SET TASK:
Look through the material below for "Controllers". Copy every line that contains it.
::::
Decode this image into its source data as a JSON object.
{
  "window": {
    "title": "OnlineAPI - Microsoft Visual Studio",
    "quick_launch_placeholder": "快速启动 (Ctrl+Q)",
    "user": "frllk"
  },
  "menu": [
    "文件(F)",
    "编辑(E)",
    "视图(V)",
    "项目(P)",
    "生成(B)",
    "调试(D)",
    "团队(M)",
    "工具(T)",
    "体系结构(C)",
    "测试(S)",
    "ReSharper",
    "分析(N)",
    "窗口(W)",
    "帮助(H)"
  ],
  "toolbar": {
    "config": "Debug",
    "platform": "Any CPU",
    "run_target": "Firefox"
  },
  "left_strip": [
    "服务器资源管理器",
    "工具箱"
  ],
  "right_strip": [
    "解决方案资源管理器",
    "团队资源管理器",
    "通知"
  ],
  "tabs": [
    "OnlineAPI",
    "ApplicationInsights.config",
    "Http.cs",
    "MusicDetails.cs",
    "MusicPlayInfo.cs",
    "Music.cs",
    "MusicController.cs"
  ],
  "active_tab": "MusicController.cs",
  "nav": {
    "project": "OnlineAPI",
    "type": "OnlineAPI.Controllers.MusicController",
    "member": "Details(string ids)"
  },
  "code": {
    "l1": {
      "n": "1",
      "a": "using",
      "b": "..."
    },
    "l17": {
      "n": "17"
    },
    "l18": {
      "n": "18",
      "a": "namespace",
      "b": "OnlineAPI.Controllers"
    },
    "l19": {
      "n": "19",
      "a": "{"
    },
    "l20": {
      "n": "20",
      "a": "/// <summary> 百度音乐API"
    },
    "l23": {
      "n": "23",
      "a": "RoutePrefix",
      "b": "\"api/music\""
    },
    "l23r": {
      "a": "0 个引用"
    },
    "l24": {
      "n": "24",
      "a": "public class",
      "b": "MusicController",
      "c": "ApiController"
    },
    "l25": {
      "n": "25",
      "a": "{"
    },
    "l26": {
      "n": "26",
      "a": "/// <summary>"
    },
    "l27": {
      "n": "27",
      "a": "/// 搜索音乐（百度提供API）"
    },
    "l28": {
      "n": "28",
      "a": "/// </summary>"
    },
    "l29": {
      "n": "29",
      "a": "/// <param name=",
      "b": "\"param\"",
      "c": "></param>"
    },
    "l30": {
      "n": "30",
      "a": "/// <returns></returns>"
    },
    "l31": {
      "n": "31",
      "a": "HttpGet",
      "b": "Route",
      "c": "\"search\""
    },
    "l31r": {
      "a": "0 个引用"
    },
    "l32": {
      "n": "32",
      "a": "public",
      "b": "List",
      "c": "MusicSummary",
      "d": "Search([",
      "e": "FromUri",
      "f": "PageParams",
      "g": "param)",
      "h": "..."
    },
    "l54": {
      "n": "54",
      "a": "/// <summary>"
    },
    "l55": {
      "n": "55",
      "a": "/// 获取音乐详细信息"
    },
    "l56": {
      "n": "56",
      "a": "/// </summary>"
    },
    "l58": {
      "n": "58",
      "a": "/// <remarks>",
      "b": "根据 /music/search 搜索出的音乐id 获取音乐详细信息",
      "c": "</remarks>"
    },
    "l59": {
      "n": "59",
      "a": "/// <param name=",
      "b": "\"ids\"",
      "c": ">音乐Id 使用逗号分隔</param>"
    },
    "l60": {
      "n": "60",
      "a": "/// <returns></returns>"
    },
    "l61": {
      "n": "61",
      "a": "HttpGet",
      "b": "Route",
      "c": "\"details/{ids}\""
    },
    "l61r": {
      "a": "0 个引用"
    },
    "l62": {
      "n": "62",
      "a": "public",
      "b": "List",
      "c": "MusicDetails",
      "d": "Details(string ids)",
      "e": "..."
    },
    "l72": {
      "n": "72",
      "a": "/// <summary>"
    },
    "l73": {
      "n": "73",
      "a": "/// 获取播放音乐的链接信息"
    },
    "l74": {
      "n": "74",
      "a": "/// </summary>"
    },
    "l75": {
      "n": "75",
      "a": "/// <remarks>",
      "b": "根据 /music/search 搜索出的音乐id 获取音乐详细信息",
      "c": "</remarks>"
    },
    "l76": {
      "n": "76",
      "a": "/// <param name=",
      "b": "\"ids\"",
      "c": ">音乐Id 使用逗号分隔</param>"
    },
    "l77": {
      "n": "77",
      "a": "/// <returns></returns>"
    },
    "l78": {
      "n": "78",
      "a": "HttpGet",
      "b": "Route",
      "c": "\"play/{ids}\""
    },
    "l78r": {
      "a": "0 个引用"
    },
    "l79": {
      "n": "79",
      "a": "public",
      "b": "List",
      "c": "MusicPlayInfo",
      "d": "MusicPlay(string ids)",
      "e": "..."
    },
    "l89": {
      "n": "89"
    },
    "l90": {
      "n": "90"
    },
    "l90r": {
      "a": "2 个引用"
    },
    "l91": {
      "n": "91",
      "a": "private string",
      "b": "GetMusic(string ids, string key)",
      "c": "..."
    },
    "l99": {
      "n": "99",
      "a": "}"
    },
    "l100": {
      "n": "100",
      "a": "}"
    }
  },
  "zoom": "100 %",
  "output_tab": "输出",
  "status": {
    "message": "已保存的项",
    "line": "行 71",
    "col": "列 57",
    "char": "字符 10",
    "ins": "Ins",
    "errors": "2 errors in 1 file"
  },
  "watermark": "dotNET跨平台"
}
::::
RESPONSE:
    "type": "OnlineAPI.Controllers.MusicController",
      "b": "OnlineAPI.Controllers"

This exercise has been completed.